- **Challenge 1**
Reproduce the listing word for word, from its first line through the line containing "svg-text:2002: 2002 xyxy=(118,160,124,172)", with both of those lines included.

----

# AutoGrad in PyTorch

In this notebook we will review the automatic differentaion mechanics in PyTorch. We will see the workings of autograd for both Scalar and Non-Scalar differentiaions.

Video: https://youtu.be/I2MRiWPeXDY

Ref:
1) https://pytorch.org/tutorials/beginner/blitz/autograd_tutorial.html
2) https://pytorch.org/docs/stable/autograd.html
3) https://pytorch.org/tutorials/beginner/basics/autogradqs_tutorial.html
4) https://pytorch.org/docs/stable/notes/autograd.html


We first begin by importing the reqired libraries

In [1]:
import torch, torchvision

## Scalar Case

Let me first define a function that takes a scalar (a) and computed 5*a^2 of it. We return both the ouput and the initial value. The reason for creating a function to do this trivial task will be clear later on.

In [46]:
def compute():
    a = torch.tensor([3.], requires_grad=True)
    O = 5*a**2
    return [a,O]

Now that we our function, lets print the output

In [47]:
[a,O] = compute()
print(a)
print(O)

tensor([3.], requires_grad=True)
tensor([45.], grad_fn=<MulBackward0>)


Now we will perform differentiation. The is done by invoking ".backward()" on the output scalar. Once this is done all variables with ("required_grad=True") flag will have their gradients computed.

In [48]:
O.backward()
print(a.grad)

tensor([30.])


In the following lines we will recompute the same without a function. When we call the function multiple times, it overwrites 'a' and 'O" with new compute graphs. However if I do not create a function can perform computation multiple times, it uses the same graph and accumulates the gradients. After every iteration the gradients need to be zeroed out (refresh the graph) for proper computations. 

In [30]:
a = torch.tensor([2.], requires_grad=True)


tensor([20.])


In [35]:
O = 5*a**2
O.backward()
print(a.grad)

tensor([20.])


In [34]:
a.grad.zero_()

tensor([0.])

----

- **Challenge 2**
In the PyTorch autograd notebook, what method is called on the output scalar to perform differentiation?

Stored records:
----

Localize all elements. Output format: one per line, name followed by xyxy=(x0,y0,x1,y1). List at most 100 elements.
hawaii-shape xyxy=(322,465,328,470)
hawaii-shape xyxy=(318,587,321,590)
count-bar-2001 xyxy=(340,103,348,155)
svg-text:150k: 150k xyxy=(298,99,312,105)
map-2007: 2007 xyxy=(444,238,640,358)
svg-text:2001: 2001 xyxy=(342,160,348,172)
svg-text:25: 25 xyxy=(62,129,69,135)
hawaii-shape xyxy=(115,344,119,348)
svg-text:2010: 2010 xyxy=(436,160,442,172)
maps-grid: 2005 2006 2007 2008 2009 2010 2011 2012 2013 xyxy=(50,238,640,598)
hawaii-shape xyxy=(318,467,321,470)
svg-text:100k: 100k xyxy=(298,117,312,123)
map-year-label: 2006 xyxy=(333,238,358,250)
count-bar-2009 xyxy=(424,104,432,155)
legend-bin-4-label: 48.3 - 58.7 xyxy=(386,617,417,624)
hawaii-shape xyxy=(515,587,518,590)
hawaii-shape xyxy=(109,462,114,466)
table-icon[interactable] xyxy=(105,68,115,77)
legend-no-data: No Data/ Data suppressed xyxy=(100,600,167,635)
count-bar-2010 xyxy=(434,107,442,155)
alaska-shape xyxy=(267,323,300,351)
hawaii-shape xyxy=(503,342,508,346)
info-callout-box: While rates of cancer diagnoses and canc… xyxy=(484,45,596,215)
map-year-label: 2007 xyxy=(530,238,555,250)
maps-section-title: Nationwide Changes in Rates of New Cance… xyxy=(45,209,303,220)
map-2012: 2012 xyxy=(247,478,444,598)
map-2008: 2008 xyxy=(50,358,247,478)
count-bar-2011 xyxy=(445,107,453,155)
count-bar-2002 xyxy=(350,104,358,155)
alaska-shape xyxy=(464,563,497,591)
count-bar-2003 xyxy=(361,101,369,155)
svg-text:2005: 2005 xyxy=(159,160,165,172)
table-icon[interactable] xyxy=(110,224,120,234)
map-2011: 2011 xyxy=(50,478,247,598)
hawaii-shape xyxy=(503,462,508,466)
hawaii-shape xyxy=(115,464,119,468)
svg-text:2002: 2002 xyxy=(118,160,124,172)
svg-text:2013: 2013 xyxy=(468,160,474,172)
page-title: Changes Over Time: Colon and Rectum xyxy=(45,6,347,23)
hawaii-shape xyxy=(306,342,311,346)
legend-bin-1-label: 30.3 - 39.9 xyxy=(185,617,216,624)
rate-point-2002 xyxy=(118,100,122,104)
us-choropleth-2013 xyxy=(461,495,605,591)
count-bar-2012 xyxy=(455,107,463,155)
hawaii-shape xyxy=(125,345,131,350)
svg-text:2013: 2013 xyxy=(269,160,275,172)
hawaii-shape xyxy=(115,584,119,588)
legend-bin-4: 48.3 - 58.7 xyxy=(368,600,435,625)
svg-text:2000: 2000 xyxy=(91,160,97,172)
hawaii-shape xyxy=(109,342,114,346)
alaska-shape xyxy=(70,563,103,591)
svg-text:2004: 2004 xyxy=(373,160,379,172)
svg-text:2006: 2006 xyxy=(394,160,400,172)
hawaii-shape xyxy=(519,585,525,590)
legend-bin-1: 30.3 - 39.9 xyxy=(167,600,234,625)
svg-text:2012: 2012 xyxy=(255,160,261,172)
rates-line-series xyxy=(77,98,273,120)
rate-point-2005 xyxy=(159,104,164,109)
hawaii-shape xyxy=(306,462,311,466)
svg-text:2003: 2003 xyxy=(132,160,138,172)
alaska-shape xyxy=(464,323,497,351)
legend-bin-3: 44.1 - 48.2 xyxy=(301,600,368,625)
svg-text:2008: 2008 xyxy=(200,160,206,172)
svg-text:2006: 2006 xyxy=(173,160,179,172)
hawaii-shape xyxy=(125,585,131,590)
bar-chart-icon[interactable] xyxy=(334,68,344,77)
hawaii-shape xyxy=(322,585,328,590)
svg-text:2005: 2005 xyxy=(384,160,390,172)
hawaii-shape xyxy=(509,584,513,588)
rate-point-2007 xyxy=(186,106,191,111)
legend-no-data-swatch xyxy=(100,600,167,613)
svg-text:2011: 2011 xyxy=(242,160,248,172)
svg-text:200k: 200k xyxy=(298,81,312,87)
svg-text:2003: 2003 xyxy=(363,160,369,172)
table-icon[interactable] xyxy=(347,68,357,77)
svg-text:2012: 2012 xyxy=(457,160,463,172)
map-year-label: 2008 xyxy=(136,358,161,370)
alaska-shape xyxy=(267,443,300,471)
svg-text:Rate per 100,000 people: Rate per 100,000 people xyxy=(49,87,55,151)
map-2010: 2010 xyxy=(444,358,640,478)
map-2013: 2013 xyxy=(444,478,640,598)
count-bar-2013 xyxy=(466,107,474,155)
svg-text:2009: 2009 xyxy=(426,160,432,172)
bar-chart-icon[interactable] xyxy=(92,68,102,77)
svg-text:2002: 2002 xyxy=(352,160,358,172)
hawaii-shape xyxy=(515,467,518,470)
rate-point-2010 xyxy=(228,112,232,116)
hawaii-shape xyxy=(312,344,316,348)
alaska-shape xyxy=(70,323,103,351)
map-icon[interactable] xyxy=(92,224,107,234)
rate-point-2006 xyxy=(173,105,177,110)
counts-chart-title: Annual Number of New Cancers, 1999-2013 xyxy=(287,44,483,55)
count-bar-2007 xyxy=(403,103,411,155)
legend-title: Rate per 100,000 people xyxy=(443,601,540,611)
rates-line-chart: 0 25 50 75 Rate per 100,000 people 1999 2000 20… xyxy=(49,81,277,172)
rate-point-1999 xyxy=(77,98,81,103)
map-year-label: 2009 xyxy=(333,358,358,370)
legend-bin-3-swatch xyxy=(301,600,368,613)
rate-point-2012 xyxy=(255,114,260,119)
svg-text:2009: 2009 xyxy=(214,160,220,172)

----

- **Problem solution 1**
Localize all elements. Output format: one per line, name followed by xyxy=(x0,y0,x1,y1). List at most 100 elements.
hawaii-shape xyxy=(322,465,328,470)
hawaii-shape xyxy=(318,587,321,590)
count-bar-2001 xyxy=(340,103,348,155)
svg-text:150k: 150k xyxy=(298,99,312,105)
map-2007: 2007 xyxy=(444,238,640,358)
svg-text:2001: 2001 xyxy=(342,160,348,172)
svg-text:25: 25 xyxy=(62,129,69,135)
hawaii-shape xyxy=(115,344,119,348)
svg-text:2010: 2010 xyxy=(436,160,442,172)
maps-grid: 2005 2006 2007 2008 2009 2010 2011 2012 2013 xyxy=(50,238,640,598)
hawaii-shape xyxy=(318,467,321,470)
svg-text:100k: 100k xyxy=(298,117,312,123)
map-year-label: 2006 xyxy=(333,238,358,250)
count-bar-2009 xyxy=(424,104,432,155)
legend-bin-4-label: 48.3 - 58.7 xyxy=(386,617,417,624)
hawaii-shape xyxy=(515,587,518,590)
hawaii-shape xyxy=(109,462,114,466)
table-icon[interactable] xyxy=(105,68,115,77)
legend-no-data: No Data/ Data suppressed xyxy=(100,600,167,635)
count-bar-2010 xyxy=(434,107,442,155)
alaska-shape xyxy=(267,323,300,351)
hawaii-shape xyxy=(503,342,508,346)
info-callout-box: While rates of cancer diagnoses and canc… xyxy=(484,45,596,215)
map-year-label: 2007 xyxy=(530,238,555,250)
maps-section-title: Nationwide Changes in Rates of New Cance… xyxy=(45,209,303,220)
map-2012: 2012 xyxy=(247,478,444,598)
map-2008: 2008 xyxy=(50,358,247,478)
count-bar-2011 xyxy=(445,107,453,155)
count-bar-2002 xyxy=(350,104,358,155)
alaska-shape xyxy=(464,563,497,591)
count-bar-2003 xyxy=(361,101,369,155)
svg-text:2005: 2005 xyxy=(159,160,165,172)
table-icon[interactable] xyxy=(110,224,120,234)
map-2011: 2011 xyxy=(50,478,247,598)
hawaii-shape xyxy=(503,462,508,466)
hawaii-shape xyxy=(115,464,119,468)
svg-text:2002: 2002 xyxy=(118,160,124,172)

- **Problem solution 2**
.backward()